(Raw records)
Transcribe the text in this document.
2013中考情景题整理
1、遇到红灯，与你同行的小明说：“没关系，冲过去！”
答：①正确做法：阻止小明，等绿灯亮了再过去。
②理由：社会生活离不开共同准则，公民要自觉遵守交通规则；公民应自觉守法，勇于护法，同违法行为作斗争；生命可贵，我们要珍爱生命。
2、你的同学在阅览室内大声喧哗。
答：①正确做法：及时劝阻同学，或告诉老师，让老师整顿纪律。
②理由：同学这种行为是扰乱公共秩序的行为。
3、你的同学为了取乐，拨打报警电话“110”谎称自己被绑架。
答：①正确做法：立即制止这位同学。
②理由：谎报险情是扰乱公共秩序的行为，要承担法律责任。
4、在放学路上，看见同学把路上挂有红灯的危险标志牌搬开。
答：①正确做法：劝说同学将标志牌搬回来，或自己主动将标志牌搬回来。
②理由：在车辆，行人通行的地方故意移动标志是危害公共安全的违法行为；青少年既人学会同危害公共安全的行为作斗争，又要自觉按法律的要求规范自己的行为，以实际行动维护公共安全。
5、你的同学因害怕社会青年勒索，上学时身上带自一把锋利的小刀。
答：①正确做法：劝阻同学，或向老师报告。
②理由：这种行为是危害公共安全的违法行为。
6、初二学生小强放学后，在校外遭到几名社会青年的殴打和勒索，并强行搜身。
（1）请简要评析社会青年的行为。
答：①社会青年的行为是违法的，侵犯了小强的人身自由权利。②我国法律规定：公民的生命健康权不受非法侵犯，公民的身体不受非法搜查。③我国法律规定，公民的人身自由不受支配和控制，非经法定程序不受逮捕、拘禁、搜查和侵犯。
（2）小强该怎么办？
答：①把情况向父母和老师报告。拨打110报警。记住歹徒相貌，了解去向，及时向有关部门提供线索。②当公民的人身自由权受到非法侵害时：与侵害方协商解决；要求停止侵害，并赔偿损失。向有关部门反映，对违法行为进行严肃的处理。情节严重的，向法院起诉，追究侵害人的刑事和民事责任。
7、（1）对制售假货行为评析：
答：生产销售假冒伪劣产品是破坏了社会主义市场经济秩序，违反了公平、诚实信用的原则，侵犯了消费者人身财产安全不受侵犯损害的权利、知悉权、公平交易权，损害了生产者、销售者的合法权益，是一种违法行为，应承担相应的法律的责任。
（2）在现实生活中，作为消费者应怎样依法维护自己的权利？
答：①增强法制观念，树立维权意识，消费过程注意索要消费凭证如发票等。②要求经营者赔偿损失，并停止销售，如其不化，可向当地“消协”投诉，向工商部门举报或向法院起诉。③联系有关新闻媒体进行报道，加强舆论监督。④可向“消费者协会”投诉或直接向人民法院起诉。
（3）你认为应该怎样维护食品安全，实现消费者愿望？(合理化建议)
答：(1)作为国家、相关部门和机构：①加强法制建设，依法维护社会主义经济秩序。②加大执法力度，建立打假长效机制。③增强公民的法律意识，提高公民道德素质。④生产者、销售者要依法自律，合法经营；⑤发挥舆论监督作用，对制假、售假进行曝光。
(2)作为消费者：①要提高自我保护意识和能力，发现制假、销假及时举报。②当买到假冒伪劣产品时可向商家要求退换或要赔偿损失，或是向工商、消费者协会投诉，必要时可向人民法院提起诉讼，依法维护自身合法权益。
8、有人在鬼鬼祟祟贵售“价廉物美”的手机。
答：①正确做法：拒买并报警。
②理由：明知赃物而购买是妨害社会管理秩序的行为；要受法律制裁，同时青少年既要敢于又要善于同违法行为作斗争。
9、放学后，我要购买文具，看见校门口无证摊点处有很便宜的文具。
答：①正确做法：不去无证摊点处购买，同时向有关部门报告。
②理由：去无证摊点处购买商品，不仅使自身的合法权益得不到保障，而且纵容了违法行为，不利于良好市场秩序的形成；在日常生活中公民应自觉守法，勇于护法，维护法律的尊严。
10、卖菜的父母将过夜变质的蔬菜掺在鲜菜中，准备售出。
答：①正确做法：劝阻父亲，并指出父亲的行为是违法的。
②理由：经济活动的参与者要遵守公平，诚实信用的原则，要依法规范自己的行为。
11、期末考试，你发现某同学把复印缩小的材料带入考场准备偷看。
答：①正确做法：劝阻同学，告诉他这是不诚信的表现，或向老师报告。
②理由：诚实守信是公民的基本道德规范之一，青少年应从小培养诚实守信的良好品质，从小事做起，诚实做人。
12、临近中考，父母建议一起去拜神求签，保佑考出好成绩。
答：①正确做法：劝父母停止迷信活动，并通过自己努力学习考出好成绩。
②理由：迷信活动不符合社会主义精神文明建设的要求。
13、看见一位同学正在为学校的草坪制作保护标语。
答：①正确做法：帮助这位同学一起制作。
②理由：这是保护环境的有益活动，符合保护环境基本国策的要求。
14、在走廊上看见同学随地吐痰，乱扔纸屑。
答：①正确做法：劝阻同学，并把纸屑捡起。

● WHAT THE TASK REQUIRES: Print every entry exactly as it appears.

● TASK RESULT:
Transcribe the text in this document.
2013中考情景题整理
1、遇到红灯，与你同行的小明说：“没关系，冲过去！”
答：①正确做法：阻止小明，等绿灯亮了再过去。
②理由：社会生活离不开共同准则，公民要自觉遵守交通规则；公民应自觉守法，勇于护法，同违法行为作斗争；生命可贵，我们要珍爱生命。
2、你的同学在阅览室内大声喧哗。
答：①正确做法：及时劝阻同学，或告诉老师，让老师整顿纪律。
②理由：同学这种行为是扰乱公共秩序的行为。
3、你的同学为了取乐，拨打报警电话“110”谎称自己被绑架。
答：①正确做法：立即制止这位同学。
②理由：谎报险情是扰乱公共秩序的行为，要承担法律责任。
4、在放学路上，看见同学把路上挂有红灯的危险标志牌搬开。
答：①正确做法：劝说同学将标志牌搬回来，或自己主动将标志牌搬回来。
②理由：在车辆，行人通行的地方故意移动标志是危害公共安全的违法行为；青少年既人学会同危害公共安全的行为作斗争，又要自觉按法律的要求规范自己的行为，以实际行动维护公共安全。
5、你的同学因害怕社会青年勒索，上学时身上带自一把锋利的小刀。
答：①正确做法：劝阻同学，或向老师报告。
②理由：这种行为是危害公共安全的违法行为。
6、初二学生小强放学后，在校外遭到几名社会青年的殴打和勒索，并强行搜身。
（1）请简要评析社会青年的行为。
答：①社会青年的行为是违法的，侵犯了小强的人身自由权利。②我国法律规定：公民的生命健康权不受非法侵犯，公民的身体不受非法搜查。③我国法律规定，公民的人身自由不受支配和控制，非经法定程序不受逮捕、拘禁、搜查和侵犯。
（2）小强该怎么办？
答：①把情况向父母和老师报告。拨打110报警。记住歹徒相貌，了解去向，及时向有关部门提供线索。②当公民的人身自由权受到非法侵害时：与侵害方协商解决；要求停止侵害，并赔偿损失。向有关部门反映，对违法行为进行严肃的处理。情节严重的，向法院起诉，追究侵害人的刑事和民事责任。
7、（1）对制售假货行为评析：
答：生产销售假冒伪劣产品是破坏了社会主义市场经济秩序，违反了公平、诚实信用的原则，侵犯了消费者人身财产安全不受侵犯损害的权利、知悉权、公平交易权，损害了生产者、销售者的合法权益，是一种违法行为，应承担相应的法律的责任。
（2）在现实生活中，作为消费者应怎样依法维护自己的权利？
答：①增强法制观念，树立维权意识，消费过程注意索要消费凭证如发票等。②要求经营者赔偿损失，并停止销售，如其不化，可向当地“消协”投诉，向工商部门举报或向法院起诉。③联系有关新闻媒体进行报道，加强舆论监督。④可向“消费者协会”投诉或直接向人民法院起诉。
（3）你认为应该怎样维护食品安全，实现消费者愿望？(合理化建议)
答：(1)作为国家、相关部门和机构：①加强法制建设，依法维护社会主义经济秩序。②加大执法力度，建立打假长效机制。③增强公民的法律意识，提高公民道德素质。④生产者、销售者要依法自律，合法经营；⑤发挥舆论监督作用，对制假、售假进行曝光。
(2)作为消费者：①要提高自我保护意识和能力，发现制假、销假及时举报。②当买到假冒伪劣产品时可向商家要求退换或要赔偿损失，或是向工商、消费者协会投诉，必要时可向人民法院提起诉讼，依法维护自身合法权益。
8、有人在鬼鬼祟祟贵售“价廉物美”的手机。
答：①正确做法：拒买并报警。
②理由：明知赃物而购买是妨害社会管理秩序的行为；要受法律制裁，同时青少年既要敢于又要善于同违法行为作斗争。
9、放学后，我要购买文具，看见校门口无证摊点处有很便宜的文具。
答：①正确做法：不去无证摊点处购买，同时向有关部门报告。
②理由：去无证摊点处购买商品，不仅使自身的合法权益得不到保障，而且纵容了违法行为，不利于良好市场秩序的形成；在日常生活中公民应自觉守法，勇于护法，维护法律的尊严。
10、卖菜的父母将过夜变质的蔬菜掺在鲜菜中，准备售出。
答：①正确做法：劝阻父亲，并指出父亲的行为是违法的。
②理由：经济活动的参与者要遵守公平，诚实信用的原则，要依法规范自己的行为。
11、期末考试，你发现某同学把复印缩小的材料带入考场准备偷看。
答：①正确做法：劝阻同学，告诉他这是不诚信的表现，或向老师报告。
②理由：诚实守信是公民的基本道德规范之一，青少年应从小培养诚实守信的良好品质，从小事做起，诚实做人。
12、临近中考，父母建议一起去拜神求签，保佑考出好成绩。
答：①正确做法：劝父母停止迷信活动，并通过自己努力学习考出好成绩。
②理由：迷信活动不符合社会主义精神文明建设的要求。
13、看见一位同学正在为学校的草坪制作保护标语。
答：①正确做法：帮助这位同学一起制作。
②理由：这是保护环境的有益活动，符合保护环境基本国策的要求。
14、在走廊上看见同学随地吐痰，乱扔纸屑。
答：①正确做法：劝阻同学，并把纸屑捡起。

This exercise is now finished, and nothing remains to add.